> _SHORT PROBLEM_:
How many of the lines here include "экономическое"? Answer with a single number.

> _THE DATA_:
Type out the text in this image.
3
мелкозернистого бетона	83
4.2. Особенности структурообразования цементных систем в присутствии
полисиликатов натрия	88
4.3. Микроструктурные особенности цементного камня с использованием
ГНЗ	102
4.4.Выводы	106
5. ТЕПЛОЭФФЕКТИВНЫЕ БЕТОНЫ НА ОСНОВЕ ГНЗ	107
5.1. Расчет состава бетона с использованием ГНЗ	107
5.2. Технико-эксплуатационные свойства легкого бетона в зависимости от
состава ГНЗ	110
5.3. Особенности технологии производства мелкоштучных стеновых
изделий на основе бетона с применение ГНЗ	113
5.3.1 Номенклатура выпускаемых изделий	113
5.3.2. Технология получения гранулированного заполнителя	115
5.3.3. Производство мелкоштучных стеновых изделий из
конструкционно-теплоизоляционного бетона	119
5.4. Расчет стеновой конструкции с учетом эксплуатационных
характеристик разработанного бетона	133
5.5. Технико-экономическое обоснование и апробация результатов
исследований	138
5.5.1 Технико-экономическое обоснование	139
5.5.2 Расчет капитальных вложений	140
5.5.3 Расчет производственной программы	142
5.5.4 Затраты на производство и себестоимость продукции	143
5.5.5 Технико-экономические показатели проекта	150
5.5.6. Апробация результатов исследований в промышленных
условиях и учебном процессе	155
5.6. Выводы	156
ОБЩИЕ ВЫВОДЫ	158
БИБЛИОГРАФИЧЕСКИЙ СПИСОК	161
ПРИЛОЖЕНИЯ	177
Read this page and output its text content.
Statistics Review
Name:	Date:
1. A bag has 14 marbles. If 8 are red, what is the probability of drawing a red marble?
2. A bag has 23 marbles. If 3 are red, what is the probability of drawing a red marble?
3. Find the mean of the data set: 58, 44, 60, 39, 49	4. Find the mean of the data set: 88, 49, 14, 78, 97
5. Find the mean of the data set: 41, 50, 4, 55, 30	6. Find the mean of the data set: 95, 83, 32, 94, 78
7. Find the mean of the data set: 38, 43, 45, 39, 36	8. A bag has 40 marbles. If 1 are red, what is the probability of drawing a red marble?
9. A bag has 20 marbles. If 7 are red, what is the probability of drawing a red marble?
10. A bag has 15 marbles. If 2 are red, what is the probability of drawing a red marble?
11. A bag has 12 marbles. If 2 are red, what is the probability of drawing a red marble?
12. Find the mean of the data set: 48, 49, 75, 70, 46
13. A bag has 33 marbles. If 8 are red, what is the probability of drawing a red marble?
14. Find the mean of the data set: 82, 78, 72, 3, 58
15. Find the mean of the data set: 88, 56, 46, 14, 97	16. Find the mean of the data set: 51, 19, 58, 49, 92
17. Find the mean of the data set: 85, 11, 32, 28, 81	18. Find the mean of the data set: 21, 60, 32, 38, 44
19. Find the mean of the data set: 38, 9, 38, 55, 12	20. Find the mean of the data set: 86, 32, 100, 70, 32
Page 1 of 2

> _EXERCISE RESULT_:
2